**Given problem**
Extract every line that includes the string "this".

Records from a data collection:
* * *

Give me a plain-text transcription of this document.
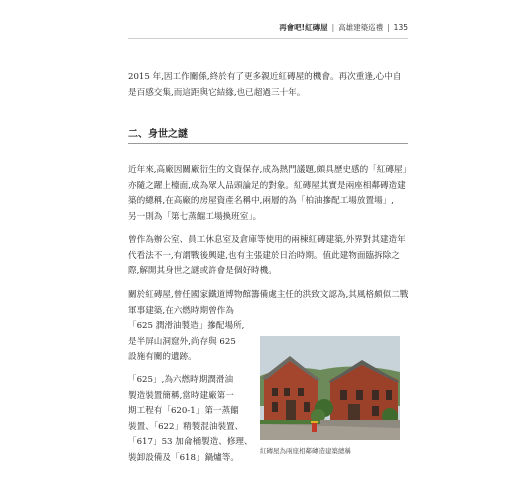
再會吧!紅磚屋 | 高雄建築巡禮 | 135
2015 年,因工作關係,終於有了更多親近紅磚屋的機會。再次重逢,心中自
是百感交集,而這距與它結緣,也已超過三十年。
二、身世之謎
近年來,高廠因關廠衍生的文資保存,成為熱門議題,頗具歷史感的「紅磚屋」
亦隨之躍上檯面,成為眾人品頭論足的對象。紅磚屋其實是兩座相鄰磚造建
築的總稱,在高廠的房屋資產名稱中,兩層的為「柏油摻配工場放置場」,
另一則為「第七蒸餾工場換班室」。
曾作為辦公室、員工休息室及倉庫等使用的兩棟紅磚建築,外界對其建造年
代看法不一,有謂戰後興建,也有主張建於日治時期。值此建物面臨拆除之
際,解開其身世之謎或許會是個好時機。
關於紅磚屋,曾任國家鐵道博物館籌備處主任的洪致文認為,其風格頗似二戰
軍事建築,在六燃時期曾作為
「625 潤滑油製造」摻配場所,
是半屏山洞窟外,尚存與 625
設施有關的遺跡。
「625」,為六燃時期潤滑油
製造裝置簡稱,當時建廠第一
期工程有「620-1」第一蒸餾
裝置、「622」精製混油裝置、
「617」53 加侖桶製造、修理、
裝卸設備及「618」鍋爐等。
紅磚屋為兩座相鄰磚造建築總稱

* * *

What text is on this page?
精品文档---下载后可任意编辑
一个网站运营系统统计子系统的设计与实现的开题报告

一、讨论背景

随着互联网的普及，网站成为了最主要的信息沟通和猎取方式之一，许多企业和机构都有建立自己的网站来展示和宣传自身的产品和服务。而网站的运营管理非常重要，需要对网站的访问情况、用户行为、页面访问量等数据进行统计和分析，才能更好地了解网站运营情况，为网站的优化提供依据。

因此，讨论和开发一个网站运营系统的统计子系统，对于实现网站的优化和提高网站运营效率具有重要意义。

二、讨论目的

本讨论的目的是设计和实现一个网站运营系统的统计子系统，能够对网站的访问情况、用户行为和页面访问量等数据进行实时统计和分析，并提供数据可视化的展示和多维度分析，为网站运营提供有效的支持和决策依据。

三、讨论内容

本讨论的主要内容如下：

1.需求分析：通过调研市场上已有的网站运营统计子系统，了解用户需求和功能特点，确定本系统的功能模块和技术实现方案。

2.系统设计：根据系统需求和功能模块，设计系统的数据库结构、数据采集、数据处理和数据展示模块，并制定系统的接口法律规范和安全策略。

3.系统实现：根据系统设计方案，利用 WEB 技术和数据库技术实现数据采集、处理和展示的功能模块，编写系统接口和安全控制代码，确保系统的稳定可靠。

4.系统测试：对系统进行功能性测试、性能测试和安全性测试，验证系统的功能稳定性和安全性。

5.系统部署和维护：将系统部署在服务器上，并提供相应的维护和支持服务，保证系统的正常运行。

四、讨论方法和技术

* * *

**Solution to the problem**
Give me a plain-text transcription of this document.
What text is on this page?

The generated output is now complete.